- Passage shown:
The foregoing experiments provided important information on the expression of ODC and OAZ2 mRNAs in NB tumors. To investigate at the cellular level whether ectopic expression of MYCN affects ODC levels, we used a MYCN-inducible NB cell culture system ³¹. Induced or non-induced MYCN-2 cells were harvested at different time points (0, 6, 12, 24, 48, and 72 hours) and mRNA levels were first determined by semi-quantitative RT-PCR. As shown in Fig. 6A, ODC mRNA levels are higher in MYCN-induced NB cells. In an identical manner, MYCN mRNA levels were measured, confirming that the MYCN-2 cell system is functional and expresses MYCN mRNA upon induction with doxycycline (Fig. 6A). In addition, Western blot analysis confirmed the production of MYCN protein as a result of doxycycline addition (Supplemental Fig. 2). OAZ2 mRNA levels did not change in response to MYCN expression (Fig. 6A).

- Data extracts:
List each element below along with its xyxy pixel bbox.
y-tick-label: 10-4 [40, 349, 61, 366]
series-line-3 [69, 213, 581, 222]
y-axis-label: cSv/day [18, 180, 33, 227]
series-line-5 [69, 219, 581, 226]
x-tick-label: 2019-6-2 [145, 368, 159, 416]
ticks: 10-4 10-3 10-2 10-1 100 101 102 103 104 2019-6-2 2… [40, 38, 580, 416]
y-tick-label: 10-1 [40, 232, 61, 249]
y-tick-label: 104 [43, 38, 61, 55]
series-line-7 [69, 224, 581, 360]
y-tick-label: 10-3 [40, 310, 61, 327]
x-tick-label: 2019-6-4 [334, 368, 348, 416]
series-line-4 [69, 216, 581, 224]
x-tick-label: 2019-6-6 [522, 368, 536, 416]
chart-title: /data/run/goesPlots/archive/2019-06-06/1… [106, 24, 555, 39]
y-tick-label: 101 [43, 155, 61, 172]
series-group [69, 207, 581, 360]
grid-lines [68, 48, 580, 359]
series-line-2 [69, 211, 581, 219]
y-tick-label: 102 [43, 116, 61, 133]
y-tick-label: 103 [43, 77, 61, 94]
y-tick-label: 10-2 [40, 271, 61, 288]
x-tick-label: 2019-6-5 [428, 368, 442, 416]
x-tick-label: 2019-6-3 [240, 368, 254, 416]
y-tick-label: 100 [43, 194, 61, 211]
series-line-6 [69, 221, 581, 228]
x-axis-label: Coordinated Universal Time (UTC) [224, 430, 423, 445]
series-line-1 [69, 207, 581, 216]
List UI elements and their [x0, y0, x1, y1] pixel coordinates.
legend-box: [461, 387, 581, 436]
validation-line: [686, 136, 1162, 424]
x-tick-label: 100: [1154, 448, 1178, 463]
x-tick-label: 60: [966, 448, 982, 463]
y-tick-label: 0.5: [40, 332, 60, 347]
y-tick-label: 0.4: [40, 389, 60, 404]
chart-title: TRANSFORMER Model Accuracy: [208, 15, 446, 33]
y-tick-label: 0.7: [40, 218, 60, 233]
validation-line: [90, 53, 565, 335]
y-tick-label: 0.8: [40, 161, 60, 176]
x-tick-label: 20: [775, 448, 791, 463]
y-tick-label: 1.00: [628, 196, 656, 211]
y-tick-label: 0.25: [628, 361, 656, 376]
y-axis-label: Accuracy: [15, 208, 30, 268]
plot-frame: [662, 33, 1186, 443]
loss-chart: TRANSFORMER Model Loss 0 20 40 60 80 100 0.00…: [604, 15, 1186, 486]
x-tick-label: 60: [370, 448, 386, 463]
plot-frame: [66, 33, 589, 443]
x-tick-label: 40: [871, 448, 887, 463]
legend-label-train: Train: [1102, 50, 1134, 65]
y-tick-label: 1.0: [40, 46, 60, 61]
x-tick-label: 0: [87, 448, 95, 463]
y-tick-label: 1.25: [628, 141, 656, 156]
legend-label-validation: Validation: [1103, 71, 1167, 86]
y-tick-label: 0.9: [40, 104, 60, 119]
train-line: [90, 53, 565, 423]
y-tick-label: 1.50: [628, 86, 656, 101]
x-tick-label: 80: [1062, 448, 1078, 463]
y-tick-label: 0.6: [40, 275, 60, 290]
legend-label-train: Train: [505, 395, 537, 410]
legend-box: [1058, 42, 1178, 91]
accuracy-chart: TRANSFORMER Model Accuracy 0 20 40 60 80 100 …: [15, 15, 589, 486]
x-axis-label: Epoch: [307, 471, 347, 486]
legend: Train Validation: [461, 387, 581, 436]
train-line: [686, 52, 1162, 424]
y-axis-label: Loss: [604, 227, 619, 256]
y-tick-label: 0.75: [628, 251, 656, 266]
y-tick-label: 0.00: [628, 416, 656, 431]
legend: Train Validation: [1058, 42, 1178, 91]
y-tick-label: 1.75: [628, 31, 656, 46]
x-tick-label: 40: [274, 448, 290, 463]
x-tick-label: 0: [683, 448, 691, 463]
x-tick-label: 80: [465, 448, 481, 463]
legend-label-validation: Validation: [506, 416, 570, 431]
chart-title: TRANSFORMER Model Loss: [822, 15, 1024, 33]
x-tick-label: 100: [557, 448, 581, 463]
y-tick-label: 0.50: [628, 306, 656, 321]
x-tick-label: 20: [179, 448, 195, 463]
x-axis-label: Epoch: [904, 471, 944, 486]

- Problems to solve:
- 1) Decide whether each statement agrees with the passage on MYCN induction in NB cells. Answer yes or no, and quote the deciding words. (a) Induced or non-induced cells were harvested at time points as late as 72 hours. (b) OAZ2 mRNA levels rose when MYCN was expressed. (c) Western blot analysis confirmed that doxycycline addition produced MYCN protein.
- 2) In the passage on MYCN induction in NB cells, what method first determined the mRNA levels in the harvested MYCN-2 cells?
- 3) Carry on the passage on MYCN induction in NB cells from its final sentence.

- Results of the tasks:
- 1)
(a) Yes: "(0, 6, 12, 24, 48, and 72 hours)"
(b) No: "OAZ2 mRNA levels did not change in response to MYCN expression"
(c) Yes: "Western blot analysis confirmed the production of MYCN protein as a result of doxycycline addition"

- 2) Semi-quantitative RT-PCR.

- 3)
Expression of MYCN regulates ODC mRNA levels in the MYCN-2 NB cell line. A, The MYCN-inducible NB cell line MYCN-2 was used to determine the effect of ectopic MYCN expression on ODC mRNA levels. Cells were induced with doxycycline (Dox) or left untreated for 0, 6, 12, 24, 48, and 72 hours. RNA was isolated and reverse-transcriptase polymerase chain reaction (RT-PCR) performed using MYCN, ODC, OAZ2, and GAPDH (control) primers and the RT-PCR reaction was resolved by agarose gel electrophoresis. ODC mRNA expression was higher in cells that over-express MYCN. Data are representative of four independent experiments (n=4). B, The RNA samples shown in (A) were analyzed by real-time RT-PCR and the fold-change compared to control was determined.

To quantify the mRNA levels in MYCN-2 cells, the same mRNA collections were analyzed by real-time RT-PCR. As shown in Fig. 6B, ODC mRNA levels were several-fold higher than in non-induced MYCN-2 cells, while OAZ2 levels did not change, thus confirming the data in Fig. 6A.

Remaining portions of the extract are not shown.